* Task statement *
Pull out every line containing the string "find".

* Data rows *
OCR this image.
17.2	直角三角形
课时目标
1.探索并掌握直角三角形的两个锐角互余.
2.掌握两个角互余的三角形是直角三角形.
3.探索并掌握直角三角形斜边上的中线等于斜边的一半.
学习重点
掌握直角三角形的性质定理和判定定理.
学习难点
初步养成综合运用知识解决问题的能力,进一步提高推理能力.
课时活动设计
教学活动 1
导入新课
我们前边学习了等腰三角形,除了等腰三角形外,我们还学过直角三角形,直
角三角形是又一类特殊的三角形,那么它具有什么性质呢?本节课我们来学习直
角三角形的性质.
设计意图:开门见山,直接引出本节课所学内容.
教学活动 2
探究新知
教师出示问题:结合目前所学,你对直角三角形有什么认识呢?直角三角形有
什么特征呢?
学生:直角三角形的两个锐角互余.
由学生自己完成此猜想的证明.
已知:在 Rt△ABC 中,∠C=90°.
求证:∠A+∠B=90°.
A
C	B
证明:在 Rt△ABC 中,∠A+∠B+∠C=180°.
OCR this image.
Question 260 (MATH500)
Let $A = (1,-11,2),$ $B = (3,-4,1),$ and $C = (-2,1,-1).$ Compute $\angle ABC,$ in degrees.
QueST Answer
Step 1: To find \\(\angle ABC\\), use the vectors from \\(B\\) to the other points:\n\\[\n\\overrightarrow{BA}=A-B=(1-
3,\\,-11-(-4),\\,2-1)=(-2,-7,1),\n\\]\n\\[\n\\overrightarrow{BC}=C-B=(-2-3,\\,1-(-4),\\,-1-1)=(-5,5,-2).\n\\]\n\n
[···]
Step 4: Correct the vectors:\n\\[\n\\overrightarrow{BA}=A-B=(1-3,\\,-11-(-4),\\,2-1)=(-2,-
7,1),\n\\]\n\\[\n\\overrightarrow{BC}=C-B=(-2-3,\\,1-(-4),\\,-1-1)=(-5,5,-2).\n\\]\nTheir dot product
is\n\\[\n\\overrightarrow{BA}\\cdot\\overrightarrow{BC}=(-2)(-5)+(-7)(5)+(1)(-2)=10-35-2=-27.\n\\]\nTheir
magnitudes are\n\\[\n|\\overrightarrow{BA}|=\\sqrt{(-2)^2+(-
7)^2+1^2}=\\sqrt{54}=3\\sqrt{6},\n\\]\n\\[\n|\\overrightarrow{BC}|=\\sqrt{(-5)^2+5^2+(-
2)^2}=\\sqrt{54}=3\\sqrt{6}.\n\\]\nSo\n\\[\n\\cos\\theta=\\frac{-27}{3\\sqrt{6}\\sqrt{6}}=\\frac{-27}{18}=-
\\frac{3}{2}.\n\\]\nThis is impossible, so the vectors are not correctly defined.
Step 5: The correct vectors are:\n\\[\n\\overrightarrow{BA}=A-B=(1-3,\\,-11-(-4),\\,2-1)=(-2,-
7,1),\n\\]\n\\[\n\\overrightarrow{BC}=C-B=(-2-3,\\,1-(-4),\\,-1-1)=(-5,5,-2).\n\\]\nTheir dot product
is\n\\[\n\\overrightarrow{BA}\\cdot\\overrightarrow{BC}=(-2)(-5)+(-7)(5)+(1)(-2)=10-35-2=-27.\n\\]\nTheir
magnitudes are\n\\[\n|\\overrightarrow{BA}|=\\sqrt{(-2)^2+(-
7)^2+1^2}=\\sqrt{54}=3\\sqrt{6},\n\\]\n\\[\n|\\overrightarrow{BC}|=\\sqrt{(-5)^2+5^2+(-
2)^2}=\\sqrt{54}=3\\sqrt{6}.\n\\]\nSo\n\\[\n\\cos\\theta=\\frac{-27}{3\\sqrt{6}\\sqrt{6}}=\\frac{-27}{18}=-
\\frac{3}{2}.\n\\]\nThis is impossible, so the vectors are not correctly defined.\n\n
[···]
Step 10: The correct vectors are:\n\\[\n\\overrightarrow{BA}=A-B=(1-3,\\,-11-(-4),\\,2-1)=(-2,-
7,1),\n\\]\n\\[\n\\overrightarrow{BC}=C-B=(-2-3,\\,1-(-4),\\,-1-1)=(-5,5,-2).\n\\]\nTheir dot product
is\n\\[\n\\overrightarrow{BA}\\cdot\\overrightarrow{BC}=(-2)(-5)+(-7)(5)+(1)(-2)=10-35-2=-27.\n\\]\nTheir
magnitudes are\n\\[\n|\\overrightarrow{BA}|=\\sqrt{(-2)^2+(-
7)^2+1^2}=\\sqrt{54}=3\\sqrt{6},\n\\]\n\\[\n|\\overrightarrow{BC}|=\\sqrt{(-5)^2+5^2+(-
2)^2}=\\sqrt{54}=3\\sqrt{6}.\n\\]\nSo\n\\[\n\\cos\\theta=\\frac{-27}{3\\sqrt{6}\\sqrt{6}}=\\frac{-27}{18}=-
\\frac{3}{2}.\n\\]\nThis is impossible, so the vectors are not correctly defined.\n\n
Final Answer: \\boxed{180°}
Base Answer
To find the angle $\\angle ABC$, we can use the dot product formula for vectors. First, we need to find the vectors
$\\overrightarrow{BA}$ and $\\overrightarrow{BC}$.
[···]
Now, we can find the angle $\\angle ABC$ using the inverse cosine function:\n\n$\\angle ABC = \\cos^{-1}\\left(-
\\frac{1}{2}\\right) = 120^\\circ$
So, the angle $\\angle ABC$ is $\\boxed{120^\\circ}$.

* Solution to this problem *
Step 1: To find \\(\angle ABC\\), use the vectors from \\(B\\) to the other points:\n\\[\n\\overrightarrow{BA}=A-B=(1-
To find the angle $\\angle ABC$, we can use the dot product formula for vectors. First, we need to find the vectors
Now, we can find the angle $\\angle ABC$ using the inverse cosine function:\n\n$\\angle ABC = \\cos^{-1}\\left(-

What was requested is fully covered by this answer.